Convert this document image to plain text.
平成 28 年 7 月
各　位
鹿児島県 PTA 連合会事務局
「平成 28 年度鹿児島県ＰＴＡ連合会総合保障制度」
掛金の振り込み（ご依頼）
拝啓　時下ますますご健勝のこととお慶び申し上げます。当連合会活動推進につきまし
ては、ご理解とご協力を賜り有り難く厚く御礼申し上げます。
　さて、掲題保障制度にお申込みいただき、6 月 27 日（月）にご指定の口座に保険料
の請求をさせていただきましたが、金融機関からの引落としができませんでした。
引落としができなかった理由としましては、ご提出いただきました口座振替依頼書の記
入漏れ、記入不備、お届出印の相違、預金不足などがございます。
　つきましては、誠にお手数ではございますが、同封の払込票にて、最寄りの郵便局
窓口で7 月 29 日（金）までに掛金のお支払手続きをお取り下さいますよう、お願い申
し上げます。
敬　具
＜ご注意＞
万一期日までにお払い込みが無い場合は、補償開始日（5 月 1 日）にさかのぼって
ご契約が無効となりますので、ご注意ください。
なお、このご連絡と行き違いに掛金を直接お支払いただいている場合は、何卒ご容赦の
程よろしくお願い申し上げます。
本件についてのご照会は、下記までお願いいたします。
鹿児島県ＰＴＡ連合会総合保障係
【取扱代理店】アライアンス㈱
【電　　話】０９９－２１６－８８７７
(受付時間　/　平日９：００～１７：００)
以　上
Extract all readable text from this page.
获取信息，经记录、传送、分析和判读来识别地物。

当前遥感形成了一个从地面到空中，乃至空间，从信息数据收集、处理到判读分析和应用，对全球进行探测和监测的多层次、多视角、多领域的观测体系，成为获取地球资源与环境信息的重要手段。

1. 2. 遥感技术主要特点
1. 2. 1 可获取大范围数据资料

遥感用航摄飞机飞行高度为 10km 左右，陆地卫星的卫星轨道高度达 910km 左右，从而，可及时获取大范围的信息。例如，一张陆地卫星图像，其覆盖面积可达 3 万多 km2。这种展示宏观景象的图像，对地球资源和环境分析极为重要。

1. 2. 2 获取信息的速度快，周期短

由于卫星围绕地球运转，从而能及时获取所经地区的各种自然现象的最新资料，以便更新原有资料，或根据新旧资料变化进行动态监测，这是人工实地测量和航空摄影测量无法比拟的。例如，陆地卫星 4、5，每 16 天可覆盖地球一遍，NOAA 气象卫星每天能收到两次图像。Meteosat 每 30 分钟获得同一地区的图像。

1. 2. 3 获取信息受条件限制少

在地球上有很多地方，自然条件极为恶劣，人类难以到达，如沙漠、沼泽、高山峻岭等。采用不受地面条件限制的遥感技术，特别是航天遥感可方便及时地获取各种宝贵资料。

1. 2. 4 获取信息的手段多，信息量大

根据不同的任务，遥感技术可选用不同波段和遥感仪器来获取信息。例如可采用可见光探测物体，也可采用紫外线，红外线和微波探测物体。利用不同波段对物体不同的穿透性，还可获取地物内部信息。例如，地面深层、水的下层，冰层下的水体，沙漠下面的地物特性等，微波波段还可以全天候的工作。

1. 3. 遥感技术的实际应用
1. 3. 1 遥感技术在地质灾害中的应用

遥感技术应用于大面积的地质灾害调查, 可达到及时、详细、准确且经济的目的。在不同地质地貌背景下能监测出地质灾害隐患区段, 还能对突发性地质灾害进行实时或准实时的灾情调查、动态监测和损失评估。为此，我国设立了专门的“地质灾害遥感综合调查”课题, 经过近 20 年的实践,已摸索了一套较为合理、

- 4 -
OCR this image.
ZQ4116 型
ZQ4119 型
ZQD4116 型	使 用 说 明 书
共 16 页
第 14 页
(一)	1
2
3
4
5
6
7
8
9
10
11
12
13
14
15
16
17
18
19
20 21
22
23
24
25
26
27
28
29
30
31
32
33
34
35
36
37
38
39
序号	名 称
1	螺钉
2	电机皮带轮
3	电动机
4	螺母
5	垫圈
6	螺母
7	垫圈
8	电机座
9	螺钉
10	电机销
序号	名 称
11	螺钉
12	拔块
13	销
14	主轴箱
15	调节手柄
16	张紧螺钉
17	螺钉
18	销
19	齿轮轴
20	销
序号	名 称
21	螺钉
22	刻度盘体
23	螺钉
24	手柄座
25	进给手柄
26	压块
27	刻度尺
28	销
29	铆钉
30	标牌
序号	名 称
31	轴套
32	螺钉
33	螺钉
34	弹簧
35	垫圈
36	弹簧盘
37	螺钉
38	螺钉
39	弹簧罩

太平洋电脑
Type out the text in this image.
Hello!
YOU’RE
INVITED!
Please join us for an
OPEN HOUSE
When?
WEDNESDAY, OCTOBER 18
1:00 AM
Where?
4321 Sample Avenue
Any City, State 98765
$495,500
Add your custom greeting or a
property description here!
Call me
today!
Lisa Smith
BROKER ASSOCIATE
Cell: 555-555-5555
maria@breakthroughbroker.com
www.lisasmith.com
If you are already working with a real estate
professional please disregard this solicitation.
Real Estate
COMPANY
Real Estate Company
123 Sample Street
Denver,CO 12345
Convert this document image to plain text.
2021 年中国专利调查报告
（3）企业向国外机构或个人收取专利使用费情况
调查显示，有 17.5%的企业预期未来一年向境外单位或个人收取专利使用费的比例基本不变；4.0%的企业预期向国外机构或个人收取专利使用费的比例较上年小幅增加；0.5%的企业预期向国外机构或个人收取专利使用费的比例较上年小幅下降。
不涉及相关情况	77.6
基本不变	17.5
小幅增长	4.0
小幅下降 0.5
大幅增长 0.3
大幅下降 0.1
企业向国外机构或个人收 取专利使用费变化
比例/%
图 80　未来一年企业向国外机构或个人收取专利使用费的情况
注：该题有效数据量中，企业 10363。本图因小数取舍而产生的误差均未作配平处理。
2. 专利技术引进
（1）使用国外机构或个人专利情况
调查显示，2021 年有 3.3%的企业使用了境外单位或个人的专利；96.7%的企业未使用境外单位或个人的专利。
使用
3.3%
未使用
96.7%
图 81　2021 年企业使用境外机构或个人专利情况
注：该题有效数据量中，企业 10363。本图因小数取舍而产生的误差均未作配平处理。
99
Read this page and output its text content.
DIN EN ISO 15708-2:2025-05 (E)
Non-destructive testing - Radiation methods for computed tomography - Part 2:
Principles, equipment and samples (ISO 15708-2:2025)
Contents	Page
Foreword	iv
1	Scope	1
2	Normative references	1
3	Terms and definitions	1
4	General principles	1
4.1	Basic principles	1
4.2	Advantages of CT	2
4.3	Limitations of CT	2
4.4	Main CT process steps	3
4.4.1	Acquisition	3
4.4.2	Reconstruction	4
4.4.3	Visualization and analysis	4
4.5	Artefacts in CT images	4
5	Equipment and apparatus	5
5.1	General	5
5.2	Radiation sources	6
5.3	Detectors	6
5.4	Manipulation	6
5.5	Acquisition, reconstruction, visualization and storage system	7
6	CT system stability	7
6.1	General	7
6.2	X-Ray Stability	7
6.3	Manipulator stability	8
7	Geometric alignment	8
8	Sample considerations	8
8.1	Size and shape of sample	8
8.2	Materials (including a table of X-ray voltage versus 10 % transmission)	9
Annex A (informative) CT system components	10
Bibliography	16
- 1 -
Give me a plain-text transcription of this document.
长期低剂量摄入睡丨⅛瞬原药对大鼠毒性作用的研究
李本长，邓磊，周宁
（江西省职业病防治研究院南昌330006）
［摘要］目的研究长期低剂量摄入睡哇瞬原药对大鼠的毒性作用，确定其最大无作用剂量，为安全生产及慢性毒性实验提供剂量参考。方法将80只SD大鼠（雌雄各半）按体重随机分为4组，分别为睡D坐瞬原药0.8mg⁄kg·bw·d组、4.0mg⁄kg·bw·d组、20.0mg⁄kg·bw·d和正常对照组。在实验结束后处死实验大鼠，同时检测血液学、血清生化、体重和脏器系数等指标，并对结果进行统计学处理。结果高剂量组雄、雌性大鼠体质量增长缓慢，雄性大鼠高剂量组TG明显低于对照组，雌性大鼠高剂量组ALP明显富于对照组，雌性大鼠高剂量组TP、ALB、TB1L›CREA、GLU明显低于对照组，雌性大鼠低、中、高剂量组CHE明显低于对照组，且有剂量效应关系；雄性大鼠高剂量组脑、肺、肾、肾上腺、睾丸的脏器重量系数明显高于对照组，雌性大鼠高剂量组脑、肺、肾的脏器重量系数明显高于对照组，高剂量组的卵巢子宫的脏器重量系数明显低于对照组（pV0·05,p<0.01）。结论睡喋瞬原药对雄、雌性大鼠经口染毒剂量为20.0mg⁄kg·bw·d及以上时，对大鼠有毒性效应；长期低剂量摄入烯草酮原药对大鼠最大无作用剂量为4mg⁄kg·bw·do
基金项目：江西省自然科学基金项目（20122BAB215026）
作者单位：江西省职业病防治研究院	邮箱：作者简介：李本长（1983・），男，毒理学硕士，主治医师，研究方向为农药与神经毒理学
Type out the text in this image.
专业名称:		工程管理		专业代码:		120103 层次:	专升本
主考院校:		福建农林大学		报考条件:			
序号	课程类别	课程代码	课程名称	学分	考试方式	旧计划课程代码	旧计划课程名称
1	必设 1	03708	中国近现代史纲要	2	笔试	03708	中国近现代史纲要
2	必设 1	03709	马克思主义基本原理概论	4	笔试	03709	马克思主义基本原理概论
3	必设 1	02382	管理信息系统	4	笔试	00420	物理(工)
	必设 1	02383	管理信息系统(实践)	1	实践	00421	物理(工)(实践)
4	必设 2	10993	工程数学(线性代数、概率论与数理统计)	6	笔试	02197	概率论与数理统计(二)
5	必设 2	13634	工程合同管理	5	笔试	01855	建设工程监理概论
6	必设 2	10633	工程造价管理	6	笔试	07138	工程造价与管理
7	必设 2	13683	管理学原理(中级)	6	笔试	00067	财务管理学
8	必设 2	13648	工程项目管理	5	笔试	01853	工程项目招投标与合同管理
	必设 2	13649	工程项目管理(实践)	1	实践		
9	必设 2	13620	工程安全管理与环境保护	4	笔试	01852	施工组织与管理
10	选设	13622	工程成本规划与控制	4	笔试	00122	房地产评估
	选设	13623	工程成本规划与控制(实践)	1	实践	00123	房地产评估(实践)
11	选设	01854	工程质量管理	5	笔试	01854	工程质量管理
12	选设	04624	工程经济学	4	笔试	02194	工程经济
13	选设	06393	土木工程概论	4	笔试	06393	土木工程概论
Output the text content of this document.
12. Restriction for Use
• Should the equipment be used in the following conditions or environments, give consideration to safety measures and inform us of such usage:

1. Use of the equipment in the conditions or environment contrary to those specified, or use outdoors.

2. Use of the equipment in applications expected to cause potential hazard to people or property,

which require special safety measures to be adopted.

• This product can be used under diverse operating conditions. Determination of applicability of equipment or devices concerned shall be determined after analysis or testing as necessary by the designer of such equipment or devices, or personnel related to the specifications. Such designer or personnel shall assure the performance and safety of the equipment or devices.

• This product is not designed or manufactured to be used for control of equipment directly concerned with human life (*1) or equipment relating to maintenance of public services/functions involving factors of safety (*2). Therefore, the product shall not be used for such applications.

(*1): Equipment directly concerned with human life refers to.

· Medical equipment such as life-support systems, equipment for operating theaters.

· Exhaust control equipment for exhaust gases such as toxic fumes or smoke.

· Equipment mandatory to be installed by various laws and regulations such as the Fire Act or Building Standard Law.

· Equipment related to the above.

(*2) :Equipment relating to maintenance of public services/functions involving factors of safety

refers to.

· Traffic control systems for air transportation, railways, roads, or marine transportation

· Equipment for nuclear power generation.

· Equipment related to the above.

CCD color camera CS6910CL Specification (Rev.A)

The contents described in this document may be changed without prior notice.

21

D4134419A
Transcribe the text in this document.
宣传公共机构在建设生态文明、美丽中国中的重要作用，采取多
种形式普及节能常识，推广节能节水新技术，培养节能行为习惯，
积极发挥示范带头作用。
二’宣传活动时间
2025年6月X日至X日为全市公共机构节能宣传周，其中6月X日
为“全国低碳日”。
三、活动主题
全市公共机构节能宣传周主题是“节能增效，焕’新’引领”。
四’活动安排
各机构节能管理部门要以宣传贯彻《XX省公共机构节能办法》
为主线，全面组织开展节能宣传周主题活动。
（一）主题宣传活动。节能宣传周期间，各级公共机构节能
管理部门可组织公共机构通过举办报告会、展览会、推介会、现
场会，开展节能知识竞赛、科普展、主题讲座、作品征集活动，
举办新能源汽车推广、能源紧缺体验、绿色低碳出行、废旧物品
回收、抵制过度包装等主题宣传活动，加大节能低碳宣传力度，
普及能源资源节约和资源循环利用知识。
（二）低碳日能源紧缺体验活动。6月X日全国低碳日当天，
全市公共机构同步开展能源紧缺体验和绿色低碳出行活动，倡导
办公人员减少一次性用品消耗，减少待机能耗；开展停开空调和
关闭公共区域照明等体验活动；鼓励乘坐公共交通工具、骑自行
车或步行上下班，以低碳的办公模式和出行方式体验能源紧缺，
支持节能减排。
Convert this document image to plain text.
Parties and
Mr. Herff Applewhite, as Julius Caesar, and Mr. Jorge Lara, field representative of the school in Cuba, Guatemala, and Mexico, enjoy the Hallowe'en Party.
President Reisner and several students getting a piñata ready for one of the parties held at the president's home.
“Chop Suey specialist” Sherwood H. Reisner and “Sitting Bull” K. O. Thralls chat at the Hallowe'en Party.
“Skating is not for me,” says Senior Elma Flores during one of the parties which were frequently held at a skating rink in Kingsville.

+ + + + +

GIVEN TASK —
Return all lines of the material above in which the word "measures" occurs.

OUTPUT OF THE EXERCISE —
• Should the equipment be used in the following conditions or environments, give consideration to safety measures and inform us of such usage:
which require special safety measures to be adopted.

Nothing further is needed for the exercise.